** Begin MATERIALS PROVIDED **

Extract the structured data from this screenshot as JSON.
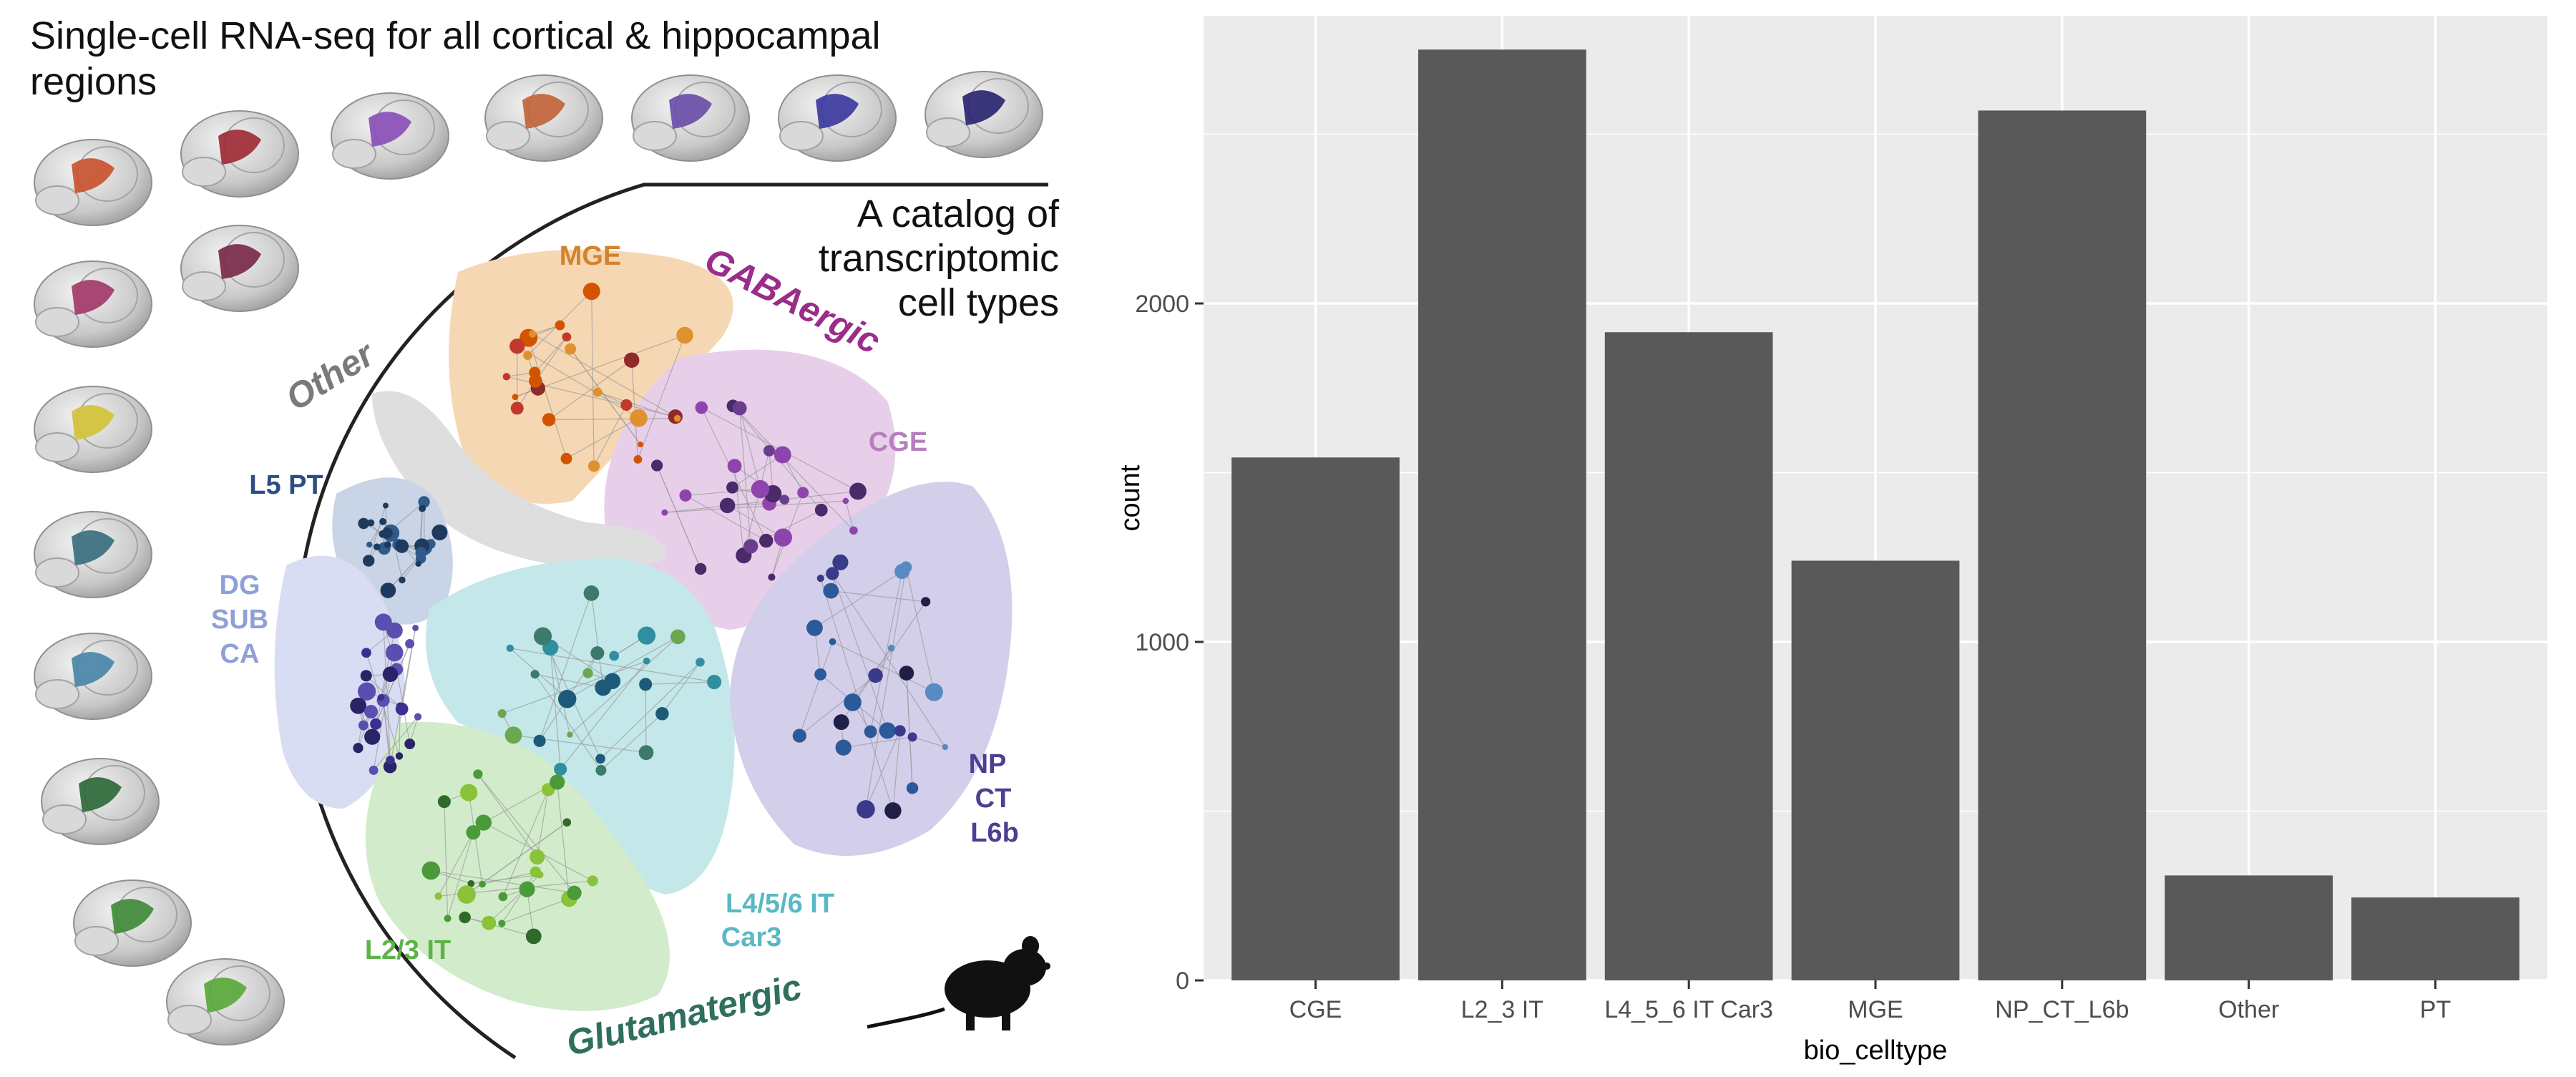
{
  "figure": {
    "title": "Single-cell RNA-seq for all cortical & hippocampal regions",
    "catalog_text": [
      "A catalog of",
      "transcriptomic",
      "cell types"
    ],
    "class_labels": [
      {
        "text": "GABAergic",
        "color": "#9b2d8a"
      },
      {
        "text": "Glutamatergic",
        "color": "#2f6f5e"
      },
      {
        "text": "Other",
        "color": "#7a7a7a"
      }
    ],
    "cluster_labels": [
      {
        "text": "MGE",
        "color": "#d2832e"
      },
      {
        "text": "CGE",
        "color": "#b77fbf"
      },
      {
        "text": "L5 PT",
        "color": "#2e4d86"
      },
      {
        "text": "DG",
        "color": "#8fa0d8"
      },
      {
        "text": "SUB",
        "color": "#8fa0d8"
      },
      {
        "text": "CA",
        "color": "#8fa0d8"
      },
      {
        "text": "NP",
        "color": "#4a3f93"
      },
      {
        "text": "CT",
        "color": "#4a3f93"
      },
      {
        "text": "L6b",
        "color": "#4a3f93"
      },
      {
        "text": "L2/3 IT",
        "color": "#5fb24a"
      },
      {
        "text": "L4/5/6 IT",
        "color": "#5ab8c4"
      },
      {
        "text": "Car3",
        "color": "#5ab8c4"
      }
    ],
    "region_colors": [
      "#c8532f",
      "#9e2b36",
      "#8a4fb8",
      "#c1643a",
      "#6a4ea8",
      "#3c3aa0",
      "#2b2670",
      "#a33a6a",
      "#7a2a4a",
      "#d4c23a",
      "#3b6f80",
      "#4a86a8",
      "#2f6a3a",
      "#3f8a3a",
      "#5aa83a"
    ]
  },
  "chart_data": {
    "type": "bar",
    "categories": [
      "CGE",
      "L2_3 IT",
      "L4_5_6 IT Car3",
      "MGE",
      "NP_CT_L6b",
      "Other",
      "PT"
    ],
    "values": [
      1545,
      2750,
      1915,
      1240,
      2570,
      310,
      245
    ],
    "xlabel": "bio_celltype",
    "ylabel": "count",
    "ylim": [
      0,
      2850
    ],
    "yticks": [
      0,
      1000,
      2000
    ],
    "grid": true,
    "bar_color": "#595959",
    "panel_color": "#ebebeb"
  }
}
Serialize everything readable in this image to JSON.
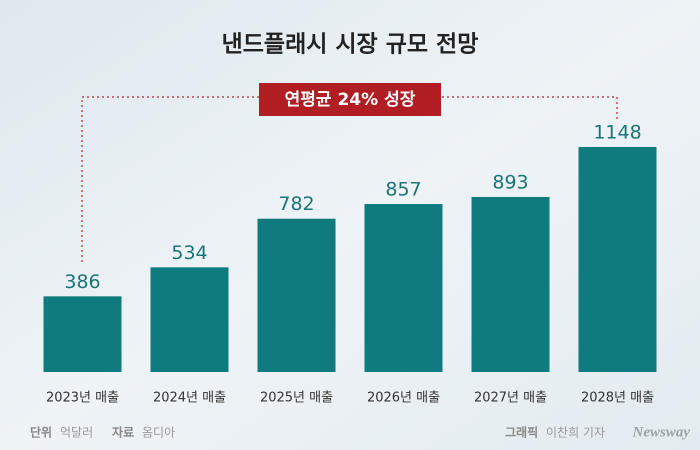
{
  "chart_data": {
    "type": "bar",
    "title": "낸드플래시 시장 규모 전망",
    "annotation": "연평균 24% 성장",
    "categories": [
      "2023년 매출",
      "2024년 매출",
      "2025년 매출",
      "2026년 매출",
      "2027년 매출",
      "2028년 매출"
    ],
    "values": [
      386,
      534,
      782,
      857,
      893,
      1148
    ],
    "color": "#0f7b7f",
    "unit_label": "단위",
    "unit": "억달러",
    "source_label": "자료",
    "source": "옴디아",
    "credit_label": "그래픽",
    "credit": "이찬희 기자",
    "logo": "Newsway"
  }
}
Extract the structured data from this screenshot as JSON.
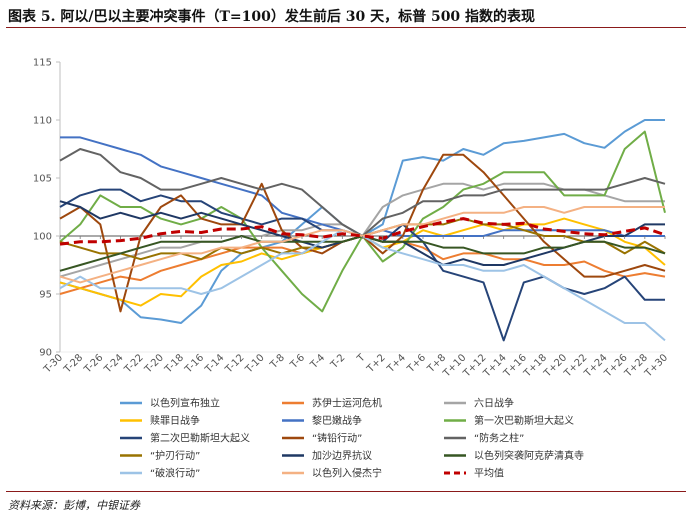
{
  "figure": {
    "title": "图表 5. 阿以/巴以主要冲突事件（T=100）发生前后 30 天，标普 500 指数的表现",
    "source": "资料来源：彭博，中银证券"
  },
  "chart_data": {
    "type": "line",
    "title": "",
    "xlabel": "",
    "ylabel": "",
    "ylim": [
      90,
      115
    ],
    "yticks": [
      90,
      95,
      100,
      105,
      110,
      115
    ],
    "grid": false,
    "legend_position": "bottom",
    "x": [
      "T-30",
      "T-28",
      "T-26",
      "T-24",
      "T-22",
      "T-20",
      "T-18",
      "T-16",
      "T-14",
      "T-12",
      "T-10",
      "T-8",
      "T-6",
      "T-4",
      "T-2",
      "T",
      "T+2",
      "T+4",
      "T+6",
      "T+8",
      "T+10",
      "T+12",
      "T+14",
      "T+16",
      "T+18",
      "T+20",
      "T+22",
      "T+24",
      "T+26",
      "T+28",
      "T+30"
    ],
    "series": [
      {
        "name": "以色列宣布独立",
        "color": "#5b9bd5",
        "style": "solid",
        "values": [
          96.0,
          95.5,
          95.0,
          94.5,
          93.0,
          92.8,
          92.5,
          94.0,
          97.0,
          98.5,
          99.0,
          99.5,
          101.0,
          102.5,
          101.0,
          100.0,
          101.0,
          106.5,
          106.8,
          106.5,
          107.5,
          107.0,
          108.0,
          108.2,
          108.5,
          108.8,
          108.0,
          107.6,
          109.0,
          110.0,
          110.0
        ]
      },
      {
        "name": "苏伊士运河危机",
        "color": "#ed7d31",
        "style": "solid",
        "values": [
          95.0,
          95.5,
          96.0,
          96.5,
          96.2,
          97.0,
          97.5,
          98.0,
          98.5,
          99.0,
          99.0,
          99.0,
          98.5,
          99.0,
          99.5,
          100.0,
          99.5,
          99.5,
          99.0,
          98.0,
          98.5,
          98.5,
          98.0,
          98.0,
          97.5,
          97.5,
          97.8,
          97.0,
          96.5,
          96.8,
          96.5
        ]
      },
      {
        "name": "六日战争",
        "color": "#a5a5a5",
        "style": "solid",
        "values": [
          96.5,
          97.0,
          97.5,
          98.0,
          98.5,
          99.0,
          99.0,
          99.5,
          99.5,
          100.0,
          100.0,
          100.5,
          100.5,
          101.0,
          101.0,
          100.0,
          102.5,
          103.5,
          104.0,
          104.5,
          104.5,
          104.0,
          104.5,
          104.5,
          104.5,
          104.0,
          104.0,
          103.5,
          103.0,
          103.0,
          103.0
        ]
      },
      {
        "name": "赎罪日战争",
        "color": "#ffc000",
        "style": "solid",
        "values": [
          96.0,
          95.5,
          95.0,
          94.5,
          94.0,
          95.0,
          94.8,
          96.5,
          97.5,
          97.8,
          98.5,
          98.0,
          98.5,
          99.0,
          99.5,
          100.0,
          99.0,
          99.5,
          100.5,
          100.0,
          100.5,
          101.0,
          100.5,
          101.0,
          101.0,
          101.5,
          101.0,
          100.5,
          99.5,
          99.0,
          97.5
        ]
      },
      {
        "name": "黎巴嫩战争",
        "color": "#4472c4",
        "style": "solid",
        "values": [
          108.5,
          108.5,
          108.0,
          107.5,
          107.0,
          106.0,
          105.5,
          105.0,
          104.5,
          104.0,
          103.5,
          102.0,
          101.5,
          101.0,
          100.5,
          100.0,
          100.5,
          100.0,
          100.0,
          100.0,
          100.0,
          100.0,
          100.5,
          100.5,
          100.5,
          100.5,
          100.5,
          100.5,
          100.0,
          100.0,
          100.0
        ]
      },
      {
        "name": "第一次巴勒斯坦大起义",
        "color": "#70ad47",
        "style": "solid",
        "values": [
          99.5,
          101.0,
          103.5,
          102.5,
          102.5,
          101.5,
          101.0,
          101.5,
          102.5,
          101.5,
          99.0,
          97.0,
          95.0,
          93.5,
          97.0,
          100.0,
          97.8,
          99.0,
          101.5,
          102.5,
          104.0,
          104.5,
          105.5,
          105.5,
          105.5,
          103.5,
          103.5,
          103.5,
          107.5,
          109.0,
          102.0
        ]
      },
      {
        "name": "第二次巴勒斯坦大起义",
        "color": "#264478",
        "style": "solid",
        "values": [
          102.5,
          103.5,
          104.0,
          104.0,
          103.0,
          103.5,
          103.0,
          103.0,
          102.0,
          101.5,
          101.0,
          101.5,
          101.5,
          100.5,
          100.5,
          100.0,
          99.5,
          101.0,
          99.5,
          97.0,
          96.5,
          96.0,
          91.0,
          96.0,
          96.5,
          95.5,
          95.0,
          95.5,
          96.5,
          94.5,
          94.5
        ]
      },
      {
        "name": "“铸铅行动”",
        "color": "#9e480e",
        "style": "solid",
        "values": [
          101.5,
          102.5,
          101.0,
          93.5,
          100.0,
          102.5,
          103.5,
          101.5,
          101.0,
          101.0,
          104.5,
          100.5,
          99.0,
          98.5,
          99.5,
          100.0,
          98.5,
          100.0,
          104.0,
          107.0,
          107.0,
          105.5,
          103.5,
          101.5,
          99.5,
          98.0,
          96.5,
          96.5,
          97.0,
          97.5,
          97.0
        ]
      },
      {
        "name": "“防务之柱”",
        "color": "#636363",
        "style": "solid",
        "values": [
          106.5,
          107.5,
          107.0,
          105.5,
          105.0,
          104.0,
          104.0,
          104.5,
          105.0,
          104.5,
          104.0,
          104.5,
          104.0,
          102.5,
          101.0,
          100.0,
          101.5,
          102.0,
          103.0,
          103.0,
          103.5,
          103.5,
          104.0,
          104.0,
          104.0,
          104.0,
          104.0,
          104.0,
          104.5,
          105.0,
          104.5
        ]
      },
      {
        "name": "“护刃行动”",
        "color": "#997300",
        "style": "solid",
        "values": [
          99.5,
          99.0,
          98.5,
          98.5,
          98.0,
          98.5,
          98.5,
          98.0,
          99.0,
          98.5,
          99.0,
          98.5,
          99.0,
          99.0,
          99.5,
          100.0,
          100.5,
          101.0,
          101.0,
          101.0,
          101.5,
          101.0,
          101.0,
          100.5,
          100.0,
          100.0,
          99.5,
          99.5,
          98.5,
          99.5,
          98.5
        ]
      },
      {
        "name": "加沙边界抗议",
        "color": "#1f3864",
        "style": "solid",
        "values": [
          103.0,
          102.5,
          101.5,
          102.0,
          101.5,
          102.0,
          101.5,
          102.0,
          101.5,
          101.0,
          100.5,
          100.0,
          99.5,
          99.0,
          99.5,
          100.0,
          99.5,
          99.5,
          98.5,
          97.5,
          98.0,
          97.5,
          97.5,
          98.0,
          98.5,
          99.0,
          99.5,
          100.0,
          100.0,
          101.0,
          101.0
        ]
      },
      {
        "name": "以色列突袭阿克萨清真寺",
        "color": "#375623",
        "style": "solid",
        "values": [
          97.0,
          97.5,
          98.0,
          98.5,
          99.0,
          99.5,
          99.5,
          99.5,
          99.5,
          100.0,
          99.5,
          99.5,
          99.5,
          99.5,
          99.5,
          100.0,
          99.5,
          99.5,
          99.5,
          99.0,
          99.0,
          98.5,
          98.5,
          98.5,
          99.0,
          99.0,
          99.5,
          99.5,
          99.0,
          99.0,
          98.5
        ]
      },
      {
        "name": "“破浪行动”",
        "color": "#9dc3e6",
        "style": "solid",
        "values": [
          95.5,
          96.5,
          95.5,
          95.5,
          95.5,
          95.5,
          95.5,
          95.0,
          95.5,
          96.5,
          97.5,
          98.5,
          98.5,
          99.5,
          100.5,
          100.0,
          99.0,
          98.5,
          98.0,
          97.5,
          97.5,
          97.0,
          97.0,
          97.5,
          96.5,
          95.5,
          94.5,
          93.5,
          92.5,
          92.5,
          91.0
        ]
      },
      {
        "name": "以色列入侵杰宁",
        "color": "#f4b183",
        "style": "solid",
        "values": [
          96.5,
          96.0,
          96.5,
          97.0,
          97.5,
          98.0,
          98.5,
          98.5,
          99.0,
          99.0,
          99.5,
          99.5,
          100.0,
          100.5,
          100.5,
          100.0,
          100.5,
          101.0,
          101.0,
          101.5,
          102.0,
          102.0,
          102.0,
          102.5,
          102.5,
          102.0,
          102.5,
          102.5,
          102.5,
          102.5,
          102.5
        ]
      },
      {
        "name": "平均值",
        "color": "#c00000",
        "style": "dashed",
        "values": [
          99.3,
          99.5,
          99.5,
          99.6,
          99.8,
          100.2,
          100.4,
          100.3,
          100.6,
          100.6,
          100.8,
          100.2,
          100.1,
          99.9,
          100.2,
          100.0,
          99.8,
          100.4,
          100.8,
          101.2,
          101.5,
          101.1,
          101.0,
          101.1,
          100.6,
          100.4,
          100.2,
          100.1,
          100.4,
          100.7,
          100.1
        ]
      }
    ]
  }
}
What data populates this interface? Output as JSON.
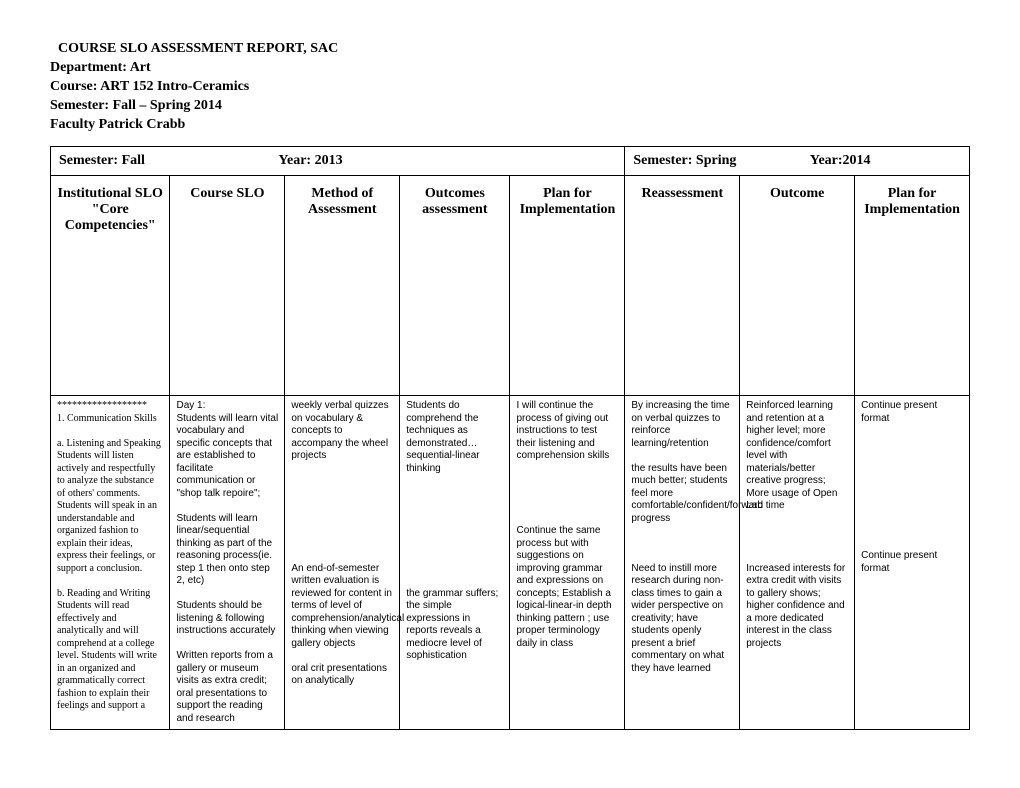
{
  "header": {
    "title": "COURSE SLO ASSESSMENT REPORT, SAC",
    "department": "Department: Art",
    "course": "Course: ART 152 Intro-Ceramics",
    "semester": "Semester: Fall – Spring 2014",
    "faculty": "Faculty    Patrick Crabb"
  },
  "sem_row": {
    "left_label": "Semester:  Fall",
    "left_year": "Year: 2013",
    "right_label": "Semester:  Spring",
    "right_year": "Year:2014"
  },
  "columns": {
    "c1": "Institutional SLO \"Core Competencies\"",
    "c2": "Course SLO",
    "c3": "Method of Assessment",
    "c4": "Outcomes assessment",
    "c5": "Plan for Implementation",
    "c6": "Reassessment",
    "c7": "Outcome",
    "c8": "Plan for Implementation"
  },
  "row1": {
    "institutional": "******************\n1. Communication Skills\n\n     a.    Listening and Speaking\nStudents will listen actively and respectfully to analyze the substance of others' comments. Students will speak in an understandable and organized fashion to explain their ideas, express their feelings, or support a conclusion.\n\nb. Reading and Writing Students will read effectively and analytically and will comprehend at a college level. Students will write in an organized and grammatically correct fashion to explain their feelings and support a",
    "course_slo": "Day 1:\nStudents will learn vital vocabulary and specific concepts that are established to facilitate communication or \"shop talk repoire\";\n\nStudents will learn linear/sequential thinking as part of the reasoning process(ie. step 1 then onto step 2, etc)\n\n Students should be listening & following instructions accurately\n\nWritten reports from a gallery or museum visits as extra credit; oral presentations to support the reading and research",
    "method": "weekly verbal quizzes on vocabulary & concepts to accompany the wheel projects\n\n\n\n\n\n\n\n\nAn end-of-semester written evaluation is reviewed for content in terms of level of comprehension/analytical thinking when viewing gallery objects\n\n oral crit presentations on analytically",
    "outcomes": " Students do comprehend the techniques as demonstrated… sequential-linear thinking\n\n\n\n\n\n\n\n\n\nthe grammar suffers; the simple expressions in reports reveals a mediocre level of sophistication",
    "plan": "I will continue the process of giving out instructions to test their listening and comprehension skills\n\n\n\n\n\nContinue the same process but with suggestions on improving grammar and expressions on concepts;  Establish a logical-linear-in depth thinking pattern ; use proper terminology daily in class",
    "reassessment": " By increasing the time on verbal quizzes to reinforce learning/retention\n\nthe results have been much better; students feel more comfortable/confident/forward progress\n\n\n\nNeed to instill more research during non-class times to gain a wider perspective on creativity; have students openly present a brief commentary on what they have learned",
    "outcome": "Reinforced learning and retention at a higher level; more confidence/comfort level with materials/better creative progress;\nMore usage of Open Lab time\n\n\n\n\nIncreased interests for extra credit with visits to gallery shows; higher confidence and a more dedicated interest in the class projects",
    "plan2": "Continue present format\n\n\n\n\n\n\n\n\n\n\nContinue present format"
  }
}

** End MATERIALS PROVIDED **

- TASK TO COMPLETE
What is the number of lines in the listing above that contain the string "Implementation"? Give only the number.

- EXERCISE RESPONSE
2